_DIRECTIONS FOR THIS TASK_. Gather each line of the entries below that includes "JSON".

(A run of records)

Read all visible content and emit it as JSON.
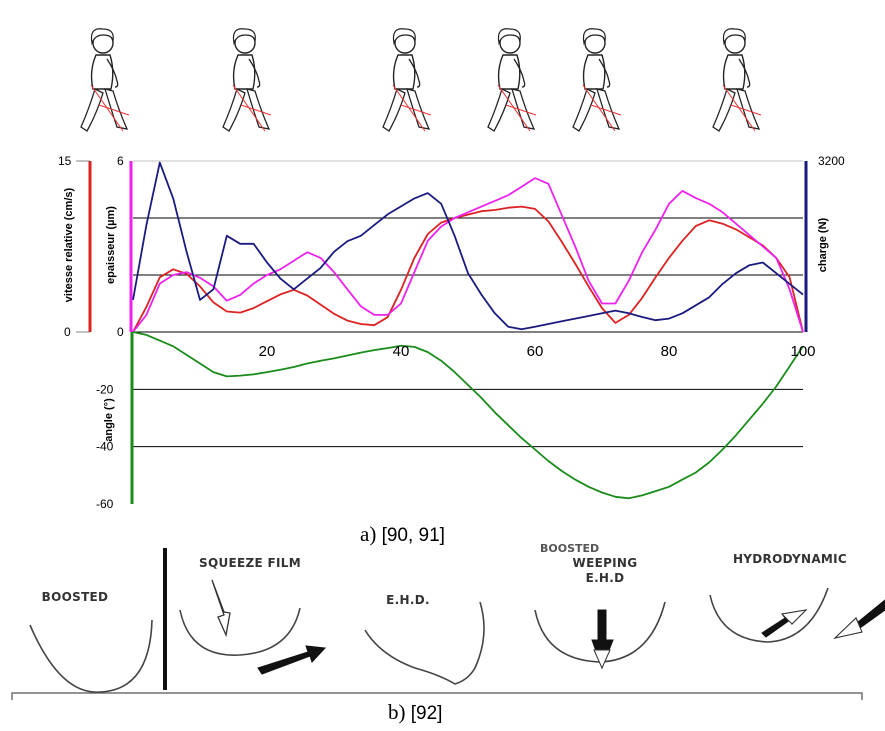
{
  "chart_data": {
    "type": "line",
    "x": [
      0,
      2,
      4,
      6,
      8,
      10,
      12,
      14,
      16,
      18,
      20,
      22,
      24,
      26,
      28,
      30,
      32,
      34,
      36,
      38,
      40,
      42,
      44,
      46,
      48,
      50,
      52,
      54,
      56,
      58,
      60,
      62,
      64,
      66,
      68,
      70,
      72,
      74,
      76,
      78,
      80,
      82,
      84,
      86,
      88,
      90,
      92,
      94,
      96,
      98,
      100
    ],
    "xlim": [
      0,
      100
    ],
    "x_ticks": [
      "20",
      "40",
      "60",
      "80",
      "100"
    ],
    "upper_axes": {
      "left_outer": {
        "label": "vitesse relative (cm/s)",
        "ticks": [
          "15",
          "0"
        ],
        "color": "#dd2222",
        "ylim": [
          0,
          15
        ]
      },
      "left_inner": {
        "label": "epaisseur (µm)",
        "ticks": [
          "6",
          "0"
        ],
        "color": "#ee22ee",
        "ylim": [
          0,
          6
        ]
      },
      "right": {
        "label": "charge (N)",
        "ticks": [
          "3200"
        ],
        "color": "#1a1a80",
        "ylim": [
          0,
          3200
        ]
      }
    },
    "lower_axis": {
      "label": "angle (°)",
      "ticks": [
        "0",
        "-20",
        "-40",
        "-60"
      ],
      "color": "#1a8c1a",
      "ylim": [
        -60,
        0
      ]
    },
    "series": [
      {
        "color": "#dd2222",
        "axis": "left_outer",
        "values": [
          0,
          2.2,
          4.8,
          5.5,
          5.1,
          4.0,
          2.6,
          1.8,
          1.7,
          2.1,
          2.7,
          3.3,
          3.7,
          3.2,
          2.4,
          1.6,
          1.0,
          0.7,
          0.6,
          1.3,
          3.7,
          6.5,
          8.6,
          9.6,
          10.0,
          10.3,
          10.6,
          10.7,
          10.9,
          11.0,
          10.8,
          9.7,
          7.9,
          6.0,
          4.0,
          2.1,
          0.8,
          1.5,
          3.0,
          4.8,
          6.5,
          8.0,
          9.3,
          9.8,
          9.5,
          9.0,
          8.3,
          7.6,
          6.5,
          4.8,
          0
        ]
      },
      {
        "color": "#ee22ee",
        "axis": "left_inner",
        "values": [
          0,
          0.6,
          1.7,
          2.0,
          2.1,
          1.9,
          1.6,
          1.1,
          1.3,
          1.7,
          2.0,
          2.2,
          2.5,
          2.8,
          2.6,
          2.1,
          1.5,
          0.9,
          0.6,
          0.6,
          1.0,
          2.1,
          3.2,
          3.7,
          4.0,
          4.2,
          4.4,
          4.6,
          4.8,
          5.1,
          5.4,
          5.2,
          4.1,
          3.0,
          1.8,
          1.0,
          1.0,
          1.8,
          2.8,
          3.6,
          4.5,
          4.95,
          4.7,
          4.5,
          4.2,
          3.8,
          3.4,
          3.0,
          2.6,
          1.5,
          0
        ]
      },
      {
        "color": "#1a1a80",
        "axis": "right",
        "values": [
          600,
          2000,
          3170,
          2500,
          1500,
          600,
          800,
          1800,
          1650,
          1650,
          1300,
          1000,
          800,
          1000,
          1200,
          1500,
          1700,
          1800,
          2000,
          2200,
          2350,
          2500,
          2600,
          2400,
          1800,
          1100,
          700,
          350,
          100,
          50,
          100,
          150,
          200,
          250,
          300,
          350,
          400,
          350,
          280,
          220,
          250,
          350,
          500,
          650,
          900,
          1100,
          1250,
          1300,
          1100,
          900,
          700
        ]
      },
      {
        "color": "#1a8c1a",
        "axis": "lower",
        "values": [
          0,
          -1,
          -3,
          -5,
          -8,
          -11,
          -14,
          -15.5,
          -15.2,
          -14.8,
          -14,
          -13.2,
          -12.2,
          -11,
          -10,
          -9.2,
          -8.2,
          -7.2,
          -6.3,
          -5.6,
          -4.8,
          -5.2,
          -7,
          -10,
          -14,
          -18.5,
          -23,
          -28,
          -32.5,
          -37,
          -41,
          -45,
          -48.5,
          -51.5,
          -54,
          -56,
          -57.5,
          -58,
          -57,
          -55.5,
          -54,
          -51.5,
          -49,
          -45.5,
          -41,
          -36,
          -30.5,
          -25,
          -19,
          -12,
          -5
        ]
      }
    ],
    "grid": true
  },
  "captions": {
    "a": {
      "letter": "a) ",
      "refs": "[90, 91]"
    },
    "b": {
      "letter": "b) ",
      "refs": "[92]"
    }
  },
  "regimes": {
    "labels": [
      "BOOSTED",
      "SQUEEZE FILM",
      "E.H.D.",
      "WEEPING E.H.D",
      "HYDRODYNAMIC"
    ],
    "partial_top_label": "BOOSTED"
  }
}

---

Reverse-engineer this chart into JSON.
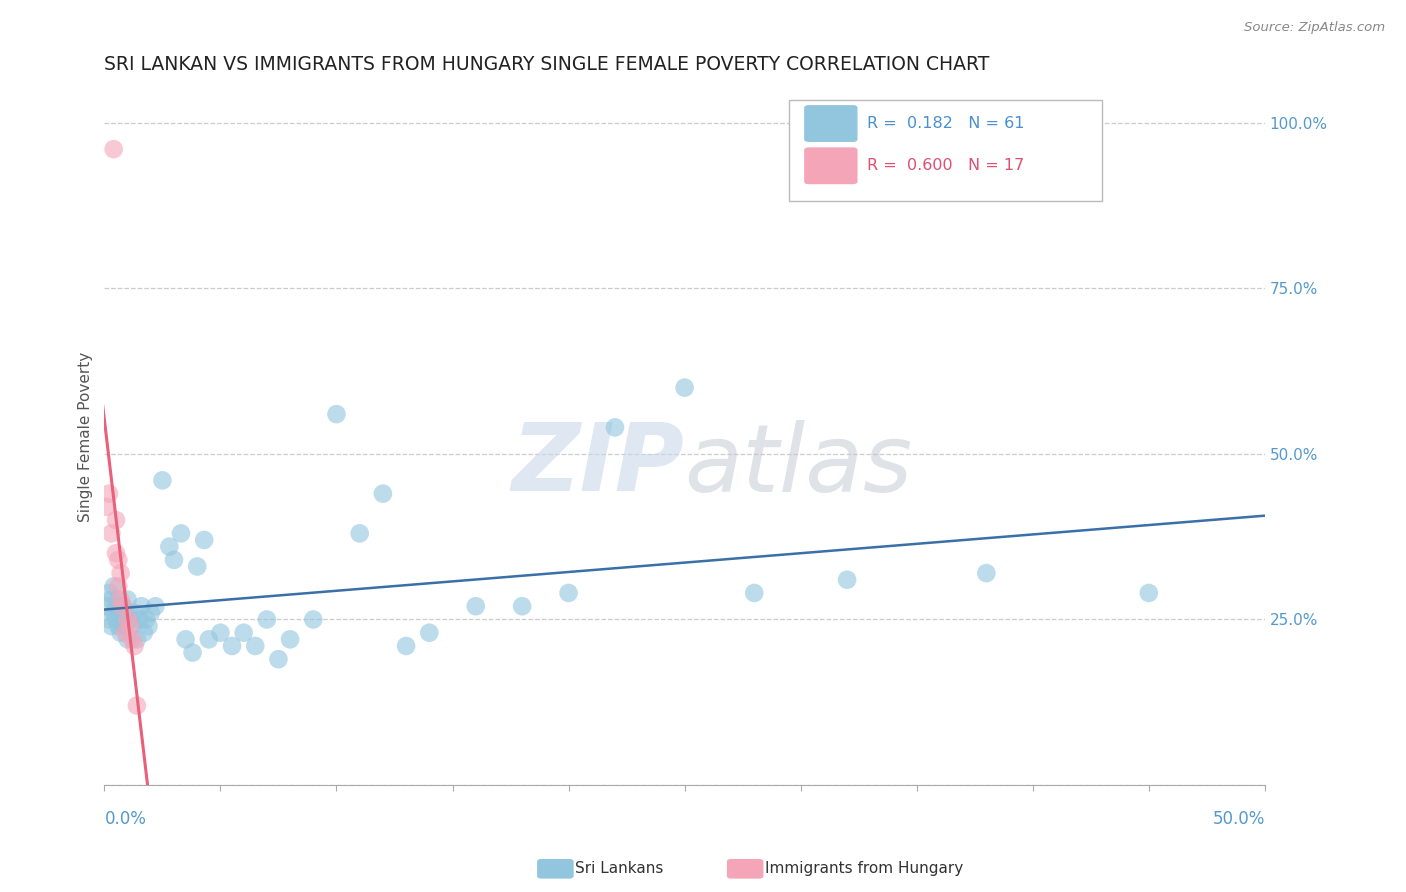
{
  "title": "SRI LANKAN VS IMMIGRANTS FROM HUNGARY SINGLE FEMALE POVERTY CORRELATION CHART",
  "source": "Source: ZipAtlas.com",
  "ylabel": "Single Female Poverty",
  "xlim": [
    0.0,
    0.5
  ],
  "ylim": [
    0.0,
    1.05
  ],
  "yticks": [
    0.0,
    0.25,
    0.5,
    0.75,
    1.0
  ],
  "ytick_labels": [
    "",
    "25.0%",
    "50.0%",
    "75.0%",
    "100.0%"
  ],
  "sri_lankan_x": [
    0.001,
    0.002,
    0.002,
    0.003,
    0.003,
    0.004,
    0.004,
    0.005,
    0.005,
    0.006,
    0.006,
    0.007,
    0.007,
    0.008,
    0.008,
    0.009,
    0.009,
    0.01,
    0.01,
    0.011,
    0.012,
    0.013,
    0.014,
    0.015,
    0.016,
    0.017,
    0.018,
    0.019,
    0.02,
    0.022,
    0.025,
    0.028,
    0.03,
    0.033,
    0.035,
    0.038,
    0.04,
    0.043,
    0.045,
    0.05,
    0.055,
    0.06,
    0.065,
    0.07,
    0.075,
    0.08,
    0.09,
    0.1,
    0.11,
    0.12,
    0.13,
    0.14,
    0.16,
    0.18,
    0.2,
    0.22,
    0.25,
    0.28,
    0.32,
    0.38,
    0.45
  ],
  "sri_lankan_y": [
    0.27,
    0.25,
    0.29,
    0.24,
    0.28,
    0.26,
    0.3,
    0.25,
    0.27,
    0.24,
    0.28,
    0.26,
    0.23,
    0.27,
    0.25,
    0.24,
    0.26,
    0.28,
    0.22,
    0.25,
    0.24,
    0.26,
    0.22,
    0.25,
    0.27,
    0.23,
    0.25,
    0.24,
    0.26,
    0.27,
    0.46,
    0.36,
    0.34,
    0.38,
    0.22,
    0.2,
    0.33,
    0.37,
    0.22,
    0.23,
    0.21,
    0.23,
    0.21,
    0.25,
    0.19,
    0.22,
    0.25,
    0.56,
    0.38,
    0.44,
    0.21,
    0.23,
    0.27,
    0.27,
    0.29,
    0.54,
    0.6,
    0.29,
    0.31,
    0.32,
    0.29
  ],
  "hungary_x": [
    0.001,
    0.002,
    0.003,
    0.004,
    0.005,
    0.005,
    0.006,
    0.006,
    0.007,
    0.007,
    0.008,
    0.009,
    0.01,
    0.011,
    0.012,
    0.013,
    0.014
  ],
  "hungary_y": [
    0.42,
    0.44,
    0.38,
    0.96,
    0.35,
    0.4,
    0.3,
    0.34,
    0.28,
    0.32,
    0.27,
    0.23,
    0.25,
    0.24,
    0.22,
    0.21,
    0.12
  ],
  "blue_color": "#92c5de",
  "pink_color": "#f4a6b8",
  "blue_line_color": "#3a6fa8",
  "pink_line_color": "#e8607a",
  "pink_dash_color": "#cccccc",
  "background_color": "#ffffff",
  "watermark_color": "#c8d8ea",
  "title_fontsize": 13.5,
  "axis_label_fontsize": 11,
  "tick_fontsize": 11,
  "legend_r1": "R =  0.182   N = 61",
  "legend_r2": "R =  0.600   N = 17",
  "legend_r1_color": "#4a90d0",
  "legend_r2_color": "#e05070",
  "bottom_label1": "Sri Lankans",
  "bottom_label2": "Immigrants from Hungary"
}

_EXERCISE OUTPUT_.
Read all visible content and emit it as JSON.
Reverse-engineer this chart into JSON.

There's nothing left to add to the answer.